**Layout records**
- - -

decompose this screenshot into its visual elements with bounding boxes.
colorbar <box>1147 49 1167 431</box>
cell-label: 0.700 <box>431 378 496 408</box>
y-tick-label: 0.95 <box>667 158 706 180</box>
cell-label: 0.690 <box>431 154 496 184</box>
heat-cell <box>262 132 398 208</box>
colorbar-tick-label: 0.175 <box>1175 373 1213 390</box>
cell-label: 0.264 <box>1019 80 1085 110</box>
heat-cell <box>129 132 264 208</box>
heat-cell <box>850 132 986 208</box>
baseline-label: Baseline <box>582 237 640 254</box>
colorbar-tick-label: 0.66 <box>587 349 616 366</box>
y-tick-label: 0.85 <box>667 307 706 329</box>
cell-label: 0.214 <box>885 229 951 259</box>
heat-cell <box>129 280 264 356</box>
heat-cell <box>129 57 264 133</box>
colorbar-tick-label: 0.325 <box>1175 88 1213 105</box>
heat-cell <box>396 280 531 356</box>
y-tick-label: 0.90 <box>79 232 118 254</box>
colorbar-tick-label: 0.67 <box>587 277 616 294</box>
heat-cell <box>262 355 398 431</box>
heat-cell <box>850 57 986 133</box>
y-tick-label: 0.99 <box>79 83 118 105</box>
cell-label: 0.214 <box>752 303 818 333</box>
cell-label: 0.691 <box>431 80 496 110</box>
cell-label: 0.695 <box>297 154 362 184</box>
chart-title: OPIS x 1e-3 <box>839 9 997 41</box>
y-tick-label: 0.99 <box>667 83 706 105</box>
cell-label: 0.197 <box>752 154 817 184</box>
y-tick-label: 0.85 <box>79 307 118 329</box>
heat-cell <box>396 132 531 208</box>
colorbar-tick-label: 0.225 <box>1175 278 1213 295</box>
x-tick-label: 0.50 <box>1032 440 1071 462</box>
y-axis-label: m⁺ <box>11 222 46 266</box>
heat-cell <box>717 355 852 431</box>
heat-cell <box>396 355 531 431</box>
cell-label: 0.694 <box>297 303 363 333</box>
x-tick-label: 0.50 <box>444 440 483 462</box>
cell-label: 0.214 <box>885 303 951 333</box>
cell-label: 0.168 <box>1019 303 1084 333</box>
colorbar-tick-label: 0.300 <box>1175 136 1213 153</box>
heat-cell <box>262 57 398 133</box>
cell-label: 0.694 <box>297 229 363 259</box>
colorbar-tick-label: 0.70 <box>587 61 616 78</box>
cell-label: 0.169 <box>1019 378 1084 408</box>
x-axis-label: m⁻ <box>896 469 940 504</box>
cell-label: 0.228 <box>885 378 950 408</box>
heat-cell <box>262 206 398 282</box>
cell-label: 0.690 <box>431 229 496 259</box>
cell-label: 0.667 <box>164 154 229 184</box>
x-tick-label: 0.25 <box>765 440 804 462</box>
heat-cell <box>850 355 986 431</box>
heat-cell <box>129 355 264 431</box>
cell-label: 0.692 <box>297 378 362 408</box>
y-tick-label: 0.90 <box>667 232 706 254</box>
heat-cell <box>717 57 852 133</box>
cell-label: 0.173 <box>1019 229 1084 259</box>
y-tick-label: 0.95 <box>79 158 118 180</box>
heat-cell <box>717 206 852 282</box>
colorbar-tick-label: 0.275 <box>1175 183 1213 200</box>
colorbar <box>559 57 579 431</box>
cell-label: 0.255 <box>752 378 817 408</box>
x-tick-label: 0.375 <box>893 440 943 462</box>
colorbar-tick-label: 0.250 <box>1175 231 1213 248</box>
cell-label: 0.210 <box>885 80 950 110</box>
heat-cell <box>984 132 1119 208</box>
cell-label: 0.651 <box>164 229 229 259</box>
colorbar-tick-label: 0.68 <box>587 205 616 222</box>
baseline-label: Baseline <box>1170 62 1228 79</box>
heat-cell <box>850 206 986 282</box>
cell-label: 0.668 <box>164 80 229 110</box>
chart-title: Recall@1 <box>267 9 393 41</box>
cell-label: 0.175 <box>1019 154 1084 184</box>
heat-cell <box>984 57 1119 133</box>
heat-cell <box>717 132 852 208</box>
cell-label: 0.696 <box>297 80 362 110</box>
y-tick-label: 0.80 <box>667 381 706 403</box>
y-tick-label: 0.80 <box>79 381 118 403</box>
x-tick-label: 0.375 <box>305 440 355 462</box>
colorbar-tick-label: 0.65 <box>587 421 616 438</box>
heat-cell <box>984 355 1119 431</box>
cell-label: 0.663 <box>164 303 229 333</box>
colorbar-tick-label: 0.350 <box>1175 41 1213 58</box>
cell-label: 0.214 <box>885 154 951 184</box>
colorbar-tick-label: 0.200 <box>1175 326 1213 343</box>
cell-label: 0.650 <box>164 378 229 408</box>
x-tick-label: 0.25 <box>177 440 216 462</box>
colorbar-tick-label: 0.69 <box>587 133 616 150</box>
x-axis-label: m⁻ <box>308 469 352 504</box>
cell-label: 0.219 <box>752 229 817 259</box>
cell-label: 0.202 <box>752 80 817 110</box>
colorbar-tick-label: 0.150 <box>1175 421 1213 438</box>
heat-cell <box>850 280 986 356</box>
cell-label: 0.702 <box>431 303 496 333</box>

- - -

**Goal**
Lay out every line of the items above as a Markdown table with the columns Row and Line, numbering the rows and omitting blank lines.

**The answer**
| Row | Line |
|---|---|
| 1 | decompose this screenshot into its visual elements with bounding boxes. |
| 2 | colorbar <box>1147 49 1167 431</box> |
| 3 | cell-label: 0.700 <box>431 378 496 408</box> |
| 4 | y-tick-label: 0.95 <box>667 158 706 180</box> |
| 5 | cell-label: 0.690 <box>431 154 496 184</box> |
| 6 | heat-cell <box>262 132 398 208</box> |
| 7 | colorbar-tick-label: 0.175 <box>1175 373 1213 390</box> |
| 8 | cell-label: 0.264 <box>1019 80 1085 110</box> |
| 9 | heat-cell <box>129 132 264 208</box> |
| 10 | heat-cell <box>850 132 986 208</box> |
| 11 | baseline-label: Baseline <box>582 237 640 254</box> |
| 12 | colorbar-tick-label: 0.66 <box>587 349 616 366</box> |
| 13 | y-tick-label: 0.85 <box>667 307 706 329</box> |
| 14 | cell-label: 0.214 <box>885 229 951 259</box> |
| 15 | heat-cell <box>129 280 264 356</box> |
| 16 | heat-cell <box>129 57 264 133</box> |
| 17 | colorbar-tick-label: 0.325 <box>1175 88 1213 105</box> |
| 18 | heat-cell <box>396 280 531 356</box> |
| 19 | y-tick-label: 0.90 <box>79 232 118 254</box> |
| 20 | colorbar-tick-label: 0.67 <box>587 277 616 294</box> |
| 21 | heat-cell <box>262 355 398 431</box> |
| 22 | heat-cell <box>850 57 986 133</box> |
| 23 | y-tick-label: 0.99 <box>79 83 118 105</box> |
| 24 | cell-label: 0.214 <box>752 303 818 333</box> |
| 25 | cell-label: 0.691 <box>431 80 496 110</box> |
| 26 | cell-label: 0.695 <box>297 154 362 184</box> |
| 27 | chart-title: OPIS x 1e-3 <box>839 9 997 41</box> |
| 28 | y-tick-label: 0.99 <box>667 83 706 105</box> |
| 29 | cell-label: 0.197 <box>752 154 817 184</box> |
| 30 | y-tick-label: 0.85 <box>79 307 118 329</box> |
| 31 | heat-cell <box>396 132 531 208</box> |
| 32 | colorbar-tick-label: 0.225 <box>1175 278 1213 295</box> |
| 33 | x-tick-label: 0.50 <box>1032 440 1071 462</box> |
| 34 | y-axis-label: m⁺ <box>11 222 46 266</box> |
| 35 | heat-cell <box>717 355 852 431</box> |
| 36 | heat-cell <box>396 355 531 431</box> |
| 37 | cell-label: 0.694 <box>297 303 363 333</box> |
| 38 | x-tick-label: 0.50 <box>444 440 483 462</box> |
| 39 | cell-label: 0.214 <box>885 303 951 333</box> |
| 40 | cell-label: 0.168 <box>1019 303 1084 333</box> |
| 41 | colorbar-tick-label: 0.300 <box>1175 136 1213 153</box> |
| 42 | heat-cell <box>262 57 398 133</box> |
| 43 | cell-label: 0.694 <box>297 229 363 259</box> |
| 44 | colorbar-tick-label: 0.70 <box>587 61 616 78</box> |
| 45 | cell-label: 0.169 <box>1019 378 1084 408</box> |
| 46 | x-axis-label: m⁻ <box>896 469 940 504</box> |
| 47 | cell-label: 0.228 <box>885 378 950 408</box> |
| 48 | heat-cell <box>262 206 398 282</box> |
| 49 | cell-label: 0.690 <box>431 229 496 259</box> |
| 50 | cell-label: 0.667 <box>164 154 229 184</box> |
| 51 | x-tick-label: 0.25 <box>765 440 804 462</box> |
| 52 | heat-cell <box>850 355 986 431</box> |
| 53 | heat-cell <box>129 355 264 431</box> |
| 54 | cell-label: 0.692 <box>297 378 362 408</box> |
| 55 | y-tick-label: 0.90 <box>667 232 706 254</box> |
| 56 | heat-cell <box>717 57 852 133</box> |
| 57 | cell-label: 0.173 <box>1019 229 1084 259</box> |
| 58 | y-tick-label: 0.95 <box>79 158 118 180</box> |
| 59 | heat-cell <box>717 206 852 282</box> |
| 60 | colorbar-tick-label: 0.275 <box>1175 183 1213 200</box> |
| 61 | colorbar <box>559 57 579 431</box> |
| 62 | cell-label: 0.255 <box>752 378 817 408</box> |
| 63 | x-tick-label: 0.375 <box>893 440 943 462</box> |
| 64 | colorbar-tick-label: 0.250 <box>1175 231 1213 248</box> |
| 65 | cell-label: 0.210 <box>885 80 950 110</box> |
| 66 | heat-cell <box>984 132 1119 208</box> |
| 67 | cell-label: 0.651 <box>164 229 229 259</box> |
| 68 | colorbar-tick-label: 0.68 <box>587 205 616 222</box> |
| 69 | baseline-label: Baseline <box>1170 62 1228 79</box> |
| 70 | heat-cell <box>850 206 986 282</box> |
| 71 | cell-label: 0.668 <box>164 80 229 110</box> |
| 72 | chart-title: Recall@1 <box>267 9 393 41</box> |
| 73 | cell-label: 0.175 <box>1019 154 1084 184</box> |
| 74 | heat-cell <box>984 57 1119 133</box> |
| 75 | heat-cell <box>717 132 852 208</box> |
| 76 | cell-label: 0.696 <box>297 80 362 110</box> |
| 77 | y-tick-label: 0.80 <box>667 381 706 403</box> |
| 78 | y-tick-label: 0.80 <box>79 381 118 403</box> |
| 79 | x-tick-label: 0.375 <box>305 440 355 462</box> |
| 80 | colorbar-tick-label: 0.65 <box>587 421 616 438</box> |
| 81 | heat-cell <box>984 355 1119 431</box> |
| 82 | cell-label: 0.663 <box>164 303 229 333</box> |
| 83 | colorbar-tick-label: 0.350 <box>1175 41 1213 58</box> |
| 84 | cell-label: 0.214 <box>885 154 951 184</box> |
| 85 | colorbar-tick-label: 0.200 <box>1175 326 1213 343</box> |
| 86 | cell-label: 0.650 <box>164 378 229 408</box> |
| 87 | x-tick-label: 0.25 <box>177 440 216 462</box> |
| 88 | colorbar-tick-label: 0.69 <box>587 133 616 150</box> |
| 89 | x-axis-label: m⁻ <box>308 469 352 504</box> |
| 90 | cell-label: 0.219 <box>752 229 817 259</box> |
| 91 | cell-label: 0.202 <box>752 80 817 110</box> |
| 92 | colorbar-tick-label: 0.150 <box>1175 421 1213 438</box> |
| 93 | heat-cell <box>850 280 986 356</box> |
| 94 | cell-label: 0.702 <box>431 303 496 333</box> |